** START Records supplied **

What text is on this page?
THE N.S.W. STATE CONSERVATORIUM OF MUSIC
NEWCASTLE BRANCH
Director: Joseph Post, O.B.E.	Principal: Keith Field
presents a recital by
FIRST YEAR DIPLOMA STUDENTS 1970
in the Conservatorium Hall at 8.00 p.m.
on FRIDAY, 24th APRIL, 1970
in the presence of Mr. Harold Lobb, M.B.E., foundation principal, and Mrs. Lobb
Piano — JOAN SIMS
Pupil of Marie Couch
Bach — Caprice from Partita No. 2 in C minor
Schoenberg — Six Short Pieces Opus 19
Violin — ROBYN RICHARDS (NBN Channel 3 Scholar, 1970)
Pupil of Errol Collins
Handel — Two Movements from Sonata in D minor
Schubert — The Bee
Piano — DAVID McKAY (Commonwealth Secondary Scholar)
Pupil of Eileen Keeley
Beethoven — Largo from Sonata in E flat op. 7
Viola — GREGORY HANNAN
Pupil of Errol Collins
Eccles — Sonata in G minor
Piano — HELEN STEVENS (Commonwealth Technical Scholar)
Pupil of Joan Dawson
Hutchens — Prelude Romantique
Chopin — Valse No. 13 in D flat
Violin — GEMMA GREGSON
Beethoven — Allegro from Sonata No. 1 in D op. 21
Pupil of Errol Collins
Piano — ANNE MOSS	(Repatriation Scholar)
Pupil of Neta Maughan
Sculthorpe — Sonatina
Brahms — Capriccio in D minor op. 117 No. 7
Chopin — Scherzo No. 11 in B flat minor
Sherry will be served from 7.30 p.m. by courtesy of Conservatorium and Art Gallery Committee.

** END Records supplied **

## Requirement
Type out the entries again, word for word.

## Reply
What text is on this page?
THE N.S.W. STATE CONSERVATORIUM OF MUSIC
NEWCASTLE BRANCH
Director: Joseph Post, O.B.E.	Principal: Keith Field
presents a recital by
FIRST YEAR DIPLOMA STUDENTS 1970
in the Conservatorium Hall at 8.00 p.m.
on FRIDAY, 24th APRIL, 1970
in the presence of Mr. Harold Lobb, M.B.E., foundation principal, and Mrs. Lobb
Piano — JOAN SIMS
Pupil of Marie Couch
Bach — Caprice from Partita No. 2 in C minor
Schoenberg — Six Short Pieces Opus 19
Violin — ROBYN RICHARDS (NBN Channel 3 Scholar, 1970)
Pupil of Errol Collins
Handel — Two Movements from Sonata in D minor
Schubert — The Bee
Piano — DAVID McKAY (Commonwealth Secondary Scholar)
Pupil of Eileen Keeley
Beethoven — Largo from Sonata in E flat op. 7
Viola — GREGORY HANNAN
Pupil of Errol Collins
Eccles — Sonata in G minor
Piano — HELEN STEVENS (Commonwealth Technical Scholar)
Pupil of Joan Dawson
Hutchens — Prelude Romantique
Chopin — Valse No. 13 in D flat
Violin — GEMMA GREGSON
Beethoven — Allegro from Sonata No. 1 in D op. 21
Pupil of Errol Collins
Piano — ANNE MOSS	(Repatriation Scholar)
Pupil of Neta Maughan
Sculthorpe — Sonatina
Brahms — Capriccio in D minor op. 117 No. 7
Chopin — Scherzo No. 11 in B flat minor
Sherry will be served from 7.30 p.m. by courtesy of Conservatorium and Art Gallery Committee.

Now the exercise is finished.